Check every line for the word "τρίτα" and state how many lines have it. Reply with the number alone.
* Begin Data rows *
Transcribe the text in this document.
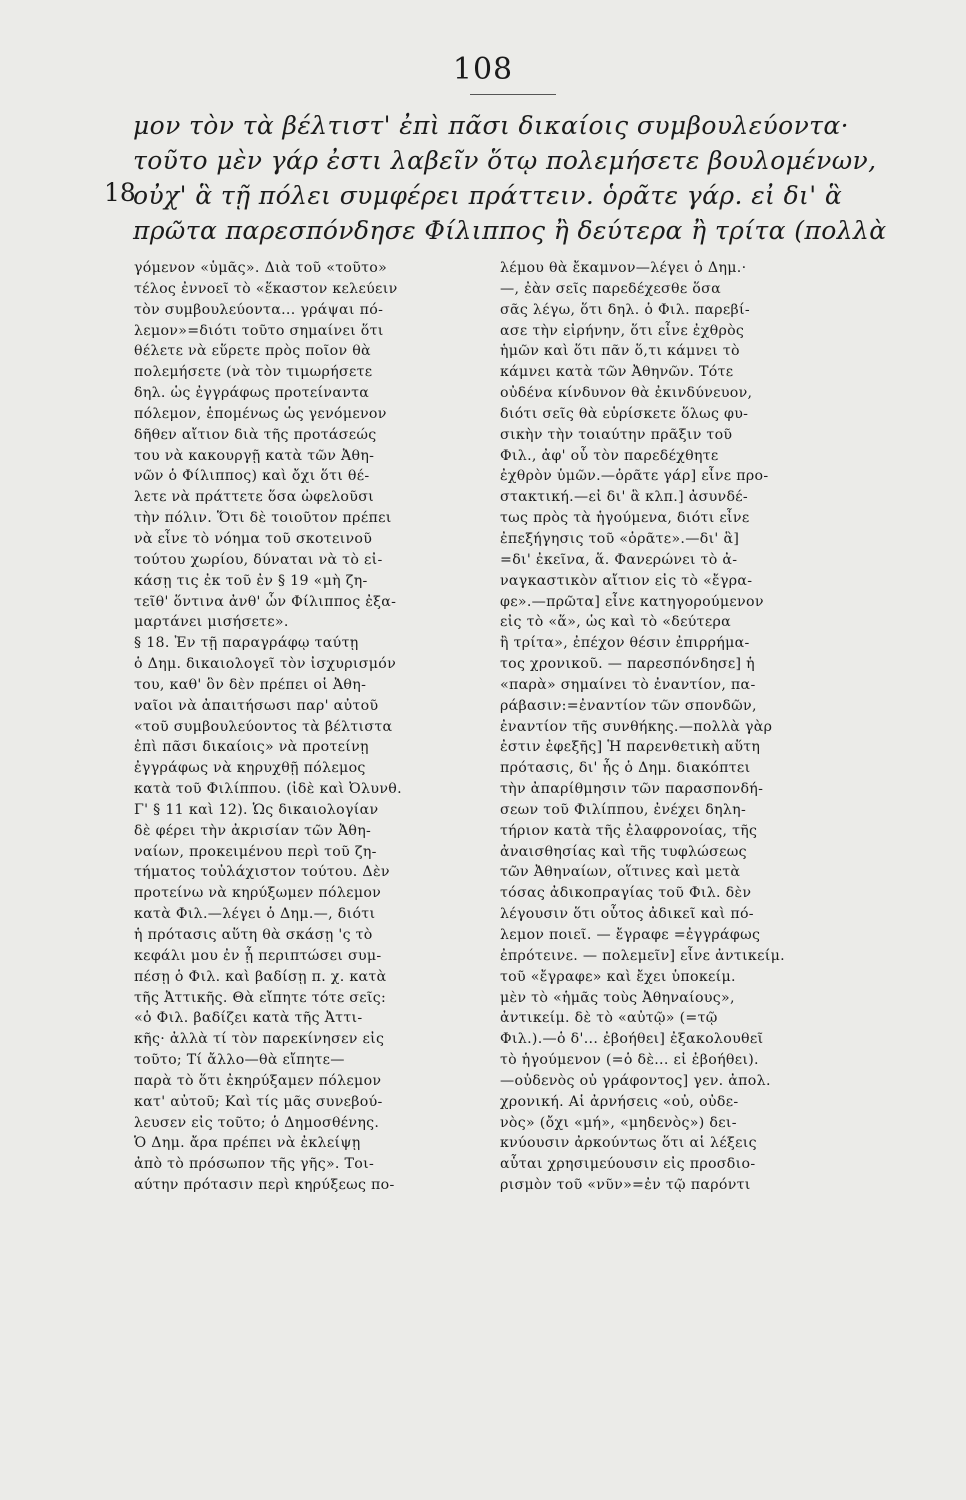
108
18
μον τὸν τὰ βέλτιστ' ἐπὶ πᾶσι δικαίοις συμβουλεύοντα·
τοῦτο μὲν γάρ ἐστι λαβεῖν ὅτῳ πολεμήσετε βουλομένων,
οὐχ' ἃ τῇ πόλει συμφέρει πράττειν. ὁρᾶτε γάρ. εἰ δι' ἃ
πρῶτα παρεσπόνδησε Φίλιππος ἢ δεύτερα ἢ τρίτα (πολλὰ
γόμενον «ὑμᾶς». Διὰ τοῦ «τοῦτο»
τέλος ἐννοεῖ τὸ «ἕκαστον κελεύειν
τὸν συμβουλεύοντα... γράψαι πό-
λεμον»=διότι τοῦτο σημαίνει ὅτι
θέλετε νὰ εὕρετε πρὸς ποῖον θὰ
πολεμήσετε (νὰ τὸν τιμωρήσετε
δηλ. ὡς ἐγγράφως προτείναντα
πόλεμον, ἑπομένως ὡς γενόμενον
δῆθεν αἴτιον διὰ τῆς προτάσεώς
του νὰ κακουργῇ κατὰ τῶν Ἀθη-
νῶν ὁ Φίλιππος) καὶ ὄχι ὅτι θέ-
λετε νὰ πράττετε ὅσα ὠφελοῦσι
τὴν πόλιν. Ὅτι δὲ τοιοῦτον πρέπει
νὰ εἶνε τὸ νόημα τοῦ σκοτεινοῦ
τούτου χωρίου, δύναται νὰ τὸ εἰ-
κάσῃ τις ἐκ τοῦ ἐν § 19 «μὴ ζη-
τεῖθ' ὅντινα ἀνθ' ὧν Φίλιππος ἐξα-
μαρτάνει μισήσετε».
§ 18. Ἐν τῇ παραγράφῳ ταύτῃ
ὁ Δημ. δικαιολογεῖ τὸν ἰσχυρισμόν
του, καθ' ὃν δὲν πρέπει οἱ Ἀθη-
ναῖοι νὰ ἀπαιτήσωσι παρ' αὐτοῦ
«τοῦ συμβουλεύοντος τὰ βέλτιστα
ἐπὶ πᾶσι δικαίοις» νὰ προτείνῃ
ἐγγράφως νὰ κηρυχθῇ πόλεμος
κατὰ τοῦ Φιλίππου. (ἰδὲ καὶ Ὀλυνθ.
Γ' § 11 καὶ 12). Ὡς δικαιολογίαν
δὲ φέρει τὴν ἀκρισίαν τῶν Ἀθη-
ναίων, προκειμένου περὶ τοῦ ζη-
τήματος τοὐλάχιστον τούτου. Δὲν
προτείνω νὰ κηρύξωμεν πόλεμον
κατὰ Φιλ.—λέγει ὁ Δημ.—, διότι
ἡ πρότασις αὕτη θὰ σκάσῃ 'ς τὸ
κεφάλι μου ἐν ᾗ περιπτώσει συμ-
πέσῃ ὁ Φιλ. καὶ βαδίσῃ π. χ. κατὰ
τῆς Ἀττικῆς. Θὰ εἴπητε τότε σεῖς:
«ὁ Φιλ. βαδίζει κατὰ τῆς Ἀττι-
κῆς· ἀλλὰ τί τὸν παρεκίνησεν εἰς
τοῦτο; Τί ἄλλο—θὰ εἴπητε—
παρὰ τὸ ὅτι ἐκηρύξαμεν πόλεμον
κατ' αὐτοῦ; Καὶ τίς μᾶς συνεβού-
λευσεν εἰς τοῦτο; ὁ Δημοσθένης.
Ὁ Δημ. ἄρα πρέπει νὰ ἐκλείψῃ
ἀπὸ τὸ πρόσωπον τῆς γῆς». Τοι-
αύτην πρότασιν περὶ κηρύξεως πο-
λέμου θὰ ἔκαμνον—λέγει ὁ Δημ.·
—, ἐὰν σεῖς παρεδέχεσθε ὅσα
σᾶς λέγω, ὅτι δηλ. ὁ Φιλ. παρεβί-
ασε τὴν εἰρήνην, ὅτι εἶνε ἐχθρὸς
ἡμῶν καὶ ὅτι πᾶν ὅ,τι κάμνει τὸ
κάμνει κατὰ τῶν Ἀθηνῶν. Τότε
οὐδένα κίνδυνον θὰ ἐκινδύνευον,
διότι σεῖς θὰ εὑρίσκετε ὅλως φυ-
σικὴν τὴν τοιαύτην πρᾶξιν τοῦ
Φιλ., ἀφ' οὗ τὸν παρεδέχθητε
ἐχθρὸν ὑμῶν.—ὁρᾶτε γάρ] εἶνε προ-
στακτική.—εἰ δι' ἃ κλπ.] ἀσυνδέ-
τως πρὸς τὰ ἡγούμενα, διότι εἶνε
ἐπεξήγησις τοῦ «ὁρᾶτε».—δι' ἃ]
=δι' ἐκεῖνα, ἅ. Φανερώνει τὸ ἀ-
ναγκαστικὸν αἴτιον εἰς τὸ «ἔγρα-
φε».—πρῶτα] εἶνε κατηγορούμενον
εἰς τὸ «ἅ», ὡς καὶ τὸ «δεύτερα
ἢ τρίτα», ἐπέχον θέσιν ἐπιρρήμα-
τος χρονικοῦ. — παρεσπόνδησε] ἡ
«παρὰ» σημαίνει τὸ ἐναντίον, πα-
ράβασιν:=ἐναντίον τῶν σπονδῶν,
ἐναντίον τῆς συνθήκης.—πολλὰ γὰρ
ἐστιν ἐφεξῆς] Ἡ παρενθετικὴ αὕτη
πρότασις, δι' ἧς ὁ Δημ. διακόπτει
τὴν ἀπαρίθμησιν τῶν παρασπονδή-
σεων τοῦ Φιλίππου, ἐνέχει δηλη-
τήριον κατὰ τῆς ἐλαφρονοίας, τῆς
ἀναισθησίας καὶ τῆς τυφλώσεως
τῶν Ἀθηναίων, οἵτινες καὶ μετὰ
τόσας ἀδικοπραγίας τοῦ Φιλ. δὲν
λέγουσιν ὅτι οὗτος ἀδικεῖ καὶ πό-
λεμον ποιεῖ. — ἔγραφε =ἐγγράφως
ἐπρότεινε. — πολεμεῖν] εἶνε ἀντικείμ.
τοῦ «ἔγραφε» καὶ ἔχει ὑποκείμ.
μὲν τὸ «ἡμᾶς τοὺς Ἀθηναίους»,
ἀντικείμ. δὲ τὸ «αὐτῷ» (=τῷ
Φιλ.).—ὁ δ'... ἐβοήθει] ἐξακολουθεῖ
τὸ ἡγούμενον (=ὁ δὲ... εἰ ἐβοήθει).
—οὐδενὸς οὐ γράφοντος] γεν. ἀπολ.
χρονική. Αἱ ἀρνήσεις «οὐ, οὐδε-
νὸς» (ὄχι «μή», «μηδενὸς») δει-
κνύουσιν ἀρκούντως ὅτι αἱ λέξεις
αὗται χρησιμεύουσιν εἰς προσδιο-
ρισμὸν τοῦ «νῦν»=ἐν τῷ παρόντι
* End Data rows *
• **Task answer**:
2